Instructions to follow:
Copy all the entries below exactly, but not the pictures.

Material for this task:
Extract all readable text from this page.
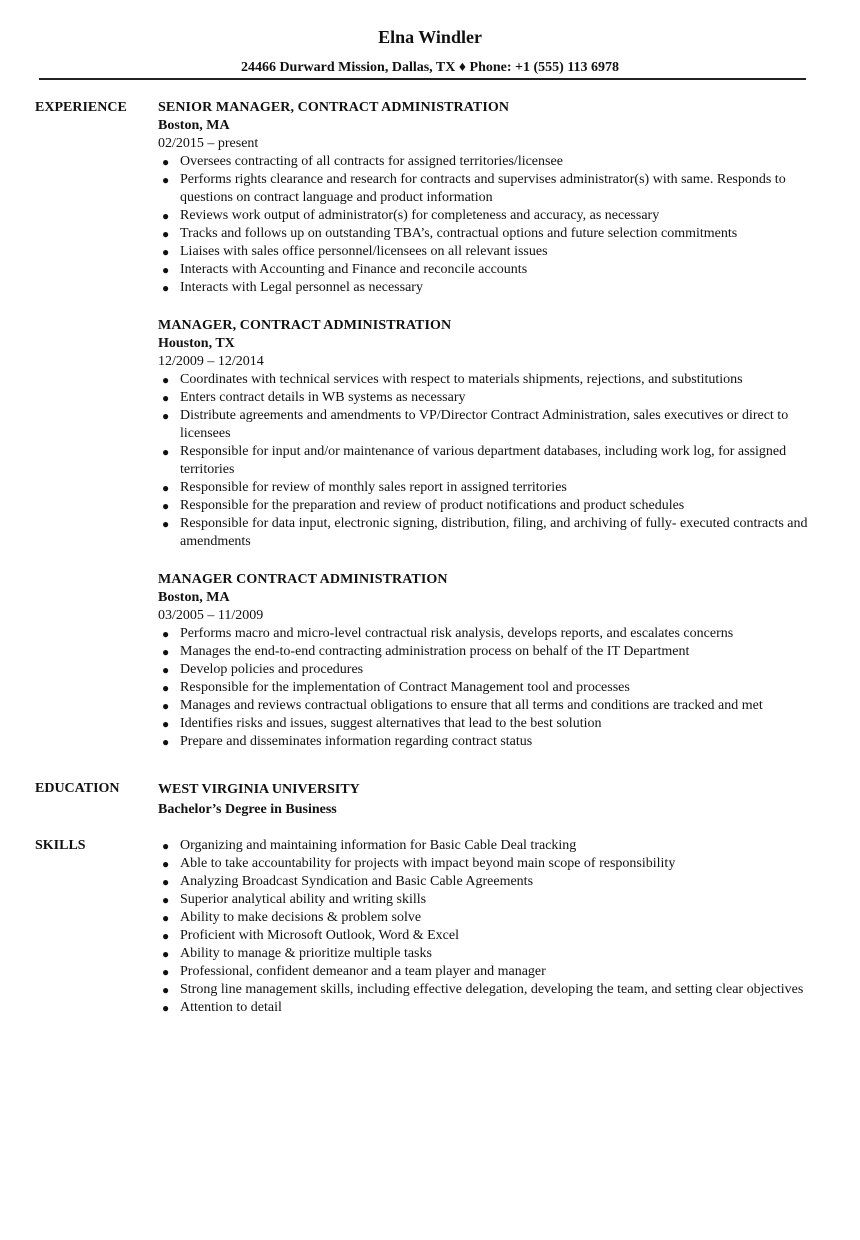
Elna Windler
24466 Durward Mission, Dallas, TX ♦ Phone: +1 (555) 113 6978
EXPERIENCE SENIOR MANAGER, CONTRACT ADMINISTRATION
Boston, MA
02/2015 – present
● Oversees contracting of all contracts for assigned territories/licensee
● Performs rights clearance and research for contracts and supervises administrator(s) with same. Responds to questions on contract language and product information
● Reviews work output of administrator(s) for completeness and accuracy, as necessary
● Tracks and follows up on outstanding TBA’s, contractual options and future selection commitments
● Liaises with sales office personnel/licensees on all relevant issues
● Interacts with Accounting and Finance and reconcile accounts
● Interacts with Legal personnel as necessary
MANAGER, CONTRACT ADMINISTRATION
Houston, TX
12/2009 – 12/2014
● Coordinates with technical services with respect to materials shipments, rejections, and substitutions
● Enters contract details in WB systems as necessary
● Distribute agreements and amendments to VP/Director Contract Administration, sales executives or direct to licensees
● Responsible for input and/or maintenance of various department databases, including work log, for assigned territories
● Responsible for review of monthly sales report in assigned territories
● Responsible for the preparation and review of product notifications and product schedules
● Responsible for data input, electronic signing, distribution, filing, and archiving of fully- executed contracts and amendments
MANAGER CONTRACT ADMINISTRATION
Boston, MA
03/2005 – 11/2009
● Performs macro and micro-level contractual risk analysis, develops reports, and escalates concerns
● Manages the end-to-end contracting administration process on behalf of the IT Department
● Develop policies and procedures
● Responsible for the implementation of Contract Management tool and processes
● Manages and reviews contractual obligations to ensure that all terms and conditions are tracked and met
● Identifies risks and issues, suggest alternatives that lead to the best solution
● Prepare and disseminates information regarding contract status
EDUCATION	WEST VIRGINIA UNIVERSITY
Bachelor’s Degree in Business
SKILLS	● Organizing and maintaining information for Basic Cable Deal tracking
● Able to take accountability for projects with impact beyond main scope of responsibility
● Analyzing Broadcast Syndication and Basic Cable Agreements
● Superior analytical ability and writing skills
● Ability to make decisions & problem solve
● Proficient with Microsoft Outlook, Word & Excel
● Ability to manage & prioritize multiple tasks
● Professional, confident demeanor and a team player and manager
● Strong line management skills, including effective delegation, developing the team, and setting clear objectives
● Attention to detail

Problem solution:
Extract all readable text from this page.
Elna Windler
24466 Durward Mission, Dallas, TX ♦ Phone: +1 (555) 113 6978
EXPERIENCE SENIOR MANAGER, CONTRACT ADMINISTRATION
Boston, MA
02/2015 – present
● Oversees contracting of all contracts for assigned territories/licensee
● Performs rights clearance and research for contracts and supervises administrator(s) with same. Responds to questions on contract language and product information
● Reviews work output of administrator(s) for completeness and accuracy, as necessary
● Tracks and follows up on outstanding TBA’s, contractual options and future selection commitments
● Liaises with sales office personnel/licensees on all relevant issues
● Interacts with Accounting and Finance and reconcile accounts
● Interacts with Legal personnel as necessary
MANAGER, CONTRACT ADMINISTRATION
Houston, TX
12/2009 – 12/2014
● Coordinates with technical services with respect to materials shipments, rejections, and substitutions
● Enters contract details in WB systems as necessary
● Distribute agreements and amendments to VP/Director Contract Administration, sales executives or direct to licensees
● Responsible for input and/or maintenance of various department databases, including work log, for assigned territories
● Responsible for review of monthly sales report in assigned territories
● Responsible for the preparation and review of product notifications and product schedules
● Responsible for data input, electronic signing, distribution, filing, and archiving of fully- executed contracts and amendments
MANAGER CONTRACT ADMINISTRATION
Boston, MA
03/2005 – 11/2009
● Performs macro and micro-level contractual risk analysis, develops reports, and escalates concerns
● Manages the end-to-end contracting administration process on behalf of the IT Department
● Develop policies and procedures
● Responsible for the implementation of Contract Management tool and processes
● Manages and reviews contractual obligations to ensure that all terms and conditions are tracked and met
● Identifies risks and issues, suggest alternatives that lead to the best solution
● Prepare and disseminates information regarding contract status
EDUCATION	WEST VIRGINIA UNIVERSITY
Bachelor’s Degree in Business
SKILLS	● Organizing and maintaining information for Basic Cable Deal tracking
● Able to take accountability for projects with impact beyond main scope of responsibility
● Analyzing Broadcast Syndication and Basic Cable Agreements
● Superior analytical ability and writing skills
● Ability to make decisions & problem solve
● Proficient with Microsoft Outlook, Word & Excel
● Ability to manage & prioritize multiple tasks
● Professional, confident demeanor and a team player and manager
● Strong line management skills, including effective delegation, developing the team, and setting clear objectives
● Attention to detail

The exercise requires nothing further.